Figure data in JSON:

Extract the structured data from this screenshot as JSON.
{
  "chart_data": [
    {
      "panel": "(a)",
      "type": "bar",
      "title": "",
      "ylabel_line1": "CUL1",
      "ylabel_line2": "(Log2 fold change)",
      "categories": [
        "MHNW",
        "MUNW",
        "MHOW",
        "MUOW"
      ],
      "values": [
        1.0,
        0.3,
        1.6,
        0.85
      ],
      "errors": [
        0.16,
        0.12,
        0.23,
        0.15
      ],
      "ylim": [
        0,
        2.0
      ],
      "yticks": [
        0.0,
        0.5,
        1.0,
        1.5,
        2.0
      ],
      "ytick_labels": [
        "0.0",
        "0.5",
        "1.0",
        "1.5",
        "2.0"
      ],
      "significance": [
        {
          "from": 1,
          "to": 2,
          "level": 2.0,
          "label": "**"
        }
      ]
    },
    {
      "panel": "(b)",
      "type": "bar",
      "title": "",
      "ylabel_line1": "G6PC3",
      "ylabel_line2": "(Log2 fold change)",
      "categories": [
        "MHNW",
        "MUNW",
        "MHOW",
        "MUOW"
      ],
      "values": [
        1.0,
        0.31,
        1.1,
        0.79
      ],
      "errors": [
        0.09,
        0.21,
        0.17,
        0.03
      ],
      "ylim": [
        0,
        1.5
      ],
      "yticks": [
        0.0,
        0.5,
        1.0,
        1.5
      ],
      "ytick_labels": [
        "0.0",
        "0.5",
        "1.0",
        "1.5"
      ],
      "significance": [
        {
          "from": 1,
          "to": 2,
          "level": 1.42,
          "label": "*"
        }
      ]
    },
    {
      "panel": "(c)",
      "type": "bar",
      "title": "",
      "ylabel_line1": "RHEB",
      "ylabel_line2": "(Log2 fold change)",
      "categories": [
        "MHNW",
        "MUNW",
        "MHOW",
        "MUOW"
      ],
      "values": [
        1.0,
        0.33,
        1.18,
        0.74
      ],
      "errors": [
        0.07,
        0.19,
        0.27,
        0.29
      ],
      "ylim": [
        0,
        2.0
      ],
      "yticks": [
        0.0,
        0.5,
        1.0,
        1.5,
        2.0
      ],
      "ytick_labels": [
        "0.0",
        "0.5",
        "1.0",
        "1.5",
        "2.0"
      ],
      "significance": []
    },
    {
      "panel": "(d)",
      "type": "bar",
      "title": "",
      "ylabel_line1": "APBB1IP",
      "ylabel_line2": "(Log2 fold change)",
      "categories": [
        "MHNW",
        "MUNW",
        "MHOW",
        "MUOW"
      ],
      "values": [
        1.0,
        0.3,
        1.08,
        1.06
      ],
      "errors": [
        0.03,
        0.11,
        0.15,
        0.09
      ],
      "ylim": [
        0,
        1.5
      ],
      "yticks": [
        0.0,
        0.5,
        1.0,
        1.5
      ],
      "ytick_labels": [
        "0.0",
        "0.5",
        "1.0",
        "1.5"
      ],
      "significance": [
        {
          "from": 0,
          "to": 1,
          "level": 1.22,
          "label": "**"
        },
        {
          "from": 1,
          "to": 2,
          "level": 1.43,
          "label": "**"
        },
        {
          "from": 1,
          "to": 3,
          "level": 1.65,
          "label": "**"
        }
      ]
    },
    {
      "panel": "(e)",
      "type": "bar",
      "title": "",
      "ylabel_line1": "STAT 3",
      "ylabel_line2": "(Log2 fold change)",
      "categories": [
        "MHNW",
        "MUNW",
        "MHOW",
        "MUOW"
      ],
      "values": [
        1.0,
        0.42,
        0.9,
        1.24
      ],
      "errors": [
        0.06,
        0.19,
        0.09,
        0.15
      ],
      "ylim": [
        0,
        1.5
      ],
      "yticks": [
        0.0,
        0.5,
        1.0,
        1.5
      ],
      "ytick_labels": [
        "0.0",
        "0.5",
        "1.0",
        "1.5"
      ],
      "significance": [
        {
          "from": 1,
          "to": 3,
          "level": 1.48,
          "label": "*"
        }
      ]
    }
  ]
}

## [WHAT YOU NEED TO DO]
Restate the whole listing exactly, leaving out nothing.

## [TASK SOLUTION]
Extract the structured data from this screenshot as JSON.
{
  "chart_data": [
    {
      "panel": "(a)",
      "type": "bar",
      "title": "",
      "ylabel_line1": "CUL1",
      "ylabel_line2": "(Log2 fold change)",
      "categories": [
        "MHNW",
        "MUNW",
        "MHOW",
        "MUOW"
      ],
      "values": [
        1.0,
        0.3,
        1.6,
        0.85
      ],
      "errors": [
        0.16,
        0.12,
        0.23,
        0.15
      ],
      "ylim": [
        0,
        2.0
      ],
      "yticks": [
        0.0,
        0.5,
        1.0,
        1.5,
        2.0
      ],
      "ytick_labels": [
        "0.0",
        "0.5",
        "1.0",
        "1.5",
        "2.0"
      ],
      "significance": [
        {
          "from": 1,
          "to": 2,
          "level": 2.0,
          "label": "**"
        }
      ]
    },
    {
      "panel": "(b)",
      "type": "bar",
      "title": "",
      "ylabel_line1": "G6PC3",
      "ylabel_line2": "(Log2 fold change)",
      "categories": [
        "MHNW",
        "MUNW",
        "MHOW",
        "MUOW"
      ],
      "values": [
        1.0,
        0.31,
        1.1,
        0.79
      ],
      "errors": [
        0.09,
        0.21,
        0.17,
        0.03
      ],
      "ylim": [
        0,
        1.5
      ],
      "yticks": [
        0.0,
        0.5,
        1.0,
        1.5
      ],
      "ytick_labels": [
        "0.0",
        "0.5",
        "1.0",
        "1.5"
      ],
      "significance": [
        {
          "from": 1,
          "to": 2,
          "level": 1.42,
          "label": "*"
        }
      ]
    },
    {
      "panel": "(c)",
      "type": "bar",
      "title": "",
      "ylabel_line1": "RHEB",
      "ylabel_line2": "(Log2 fold change)",
      "categories": [
        "MHNW",
        "MUNW",
        "MHOW",
        "MUOW"
      ],
      "values": [
        1.0,
        0.33,
        1.18,
        0.74
      ],
      "errors": [
        0.07,
        0.19,
        0.27,
        0.29
      ],
      "ylim": [
        0,
        2.0
      ],
      "yticks": [
        0.0,
        0.5,
        1.0,
        1.5,
        2.0
      ],
      "ytick_labels": [
        "0.0",
        "0.5",
        "1.0",
        "1.5",
        "2.0"
      ],
      "significance": []
    },
    {
      "panel": "(d)",
      "type": "bar",
      "title": "",
      "ylabel_line1": "APBB1IP",
      "ylabel_line2": "(Log2 fold change)",
      "categories": [
        "MHNW",
        "MUNW",
        "MHOW",
        "MUOW"
      ],
      "values": [
        1.0,
        0.3,
        1.08,
        1.06
      ],
      "errors": [
        0.03,
        0.11,
        0.15,
        0.09
      ],
      "ylim": [
        0,
        1.5
      ],
      "yticks": [
        0.0,
        0.5,
        1.0,
        1.5
      ],
      "ytick_labels": [
        "0.0",
        "0.5",
        "1.0",
        "1.5"
      ],
      "significance": [
        {
          "from": 0,
          "to": 1,
          "level": 1.22,
          "label": "**"
        },
        {
          "from": 1,
          "to": 2,
          "level": 1.43,
          "label": "**"
        },
        {
          "from": 1,
          "to": 3,
          "level": 1.65,
          "label": "**"
        }
      ]
    },
    {
      "panel": "(e)",
      "type": "bar",
      "title": "",
      "ylabel_line1": "STAT 3",
      "ylabel_line2": "(Log2 fold change)",
      "categories": [
        "MHNW",
        "MUNW",
        "MHOW",
        "MUOW"
      ],
      "values": [
        1.0,
        0.42,
        0.9,
        1.24
      ],
      "errors": [
        0.06,
        0.19,
        0.09,
        0.15
      ],
      "ylim": [
        0,
        1.5
      ],
      "yticks": [
        0.0,
        0.5,
        1.0,
        1.5
      ],
      "ytick_labels": [
        "0.0",
        "0.5",
        "1.0",
        "1.5"
      ],
      "significance": [
        {
          "from": 1,
          "to": 3,
          "level": 1.48,
          "label": "*"
        }
      ]
    }
  ]
}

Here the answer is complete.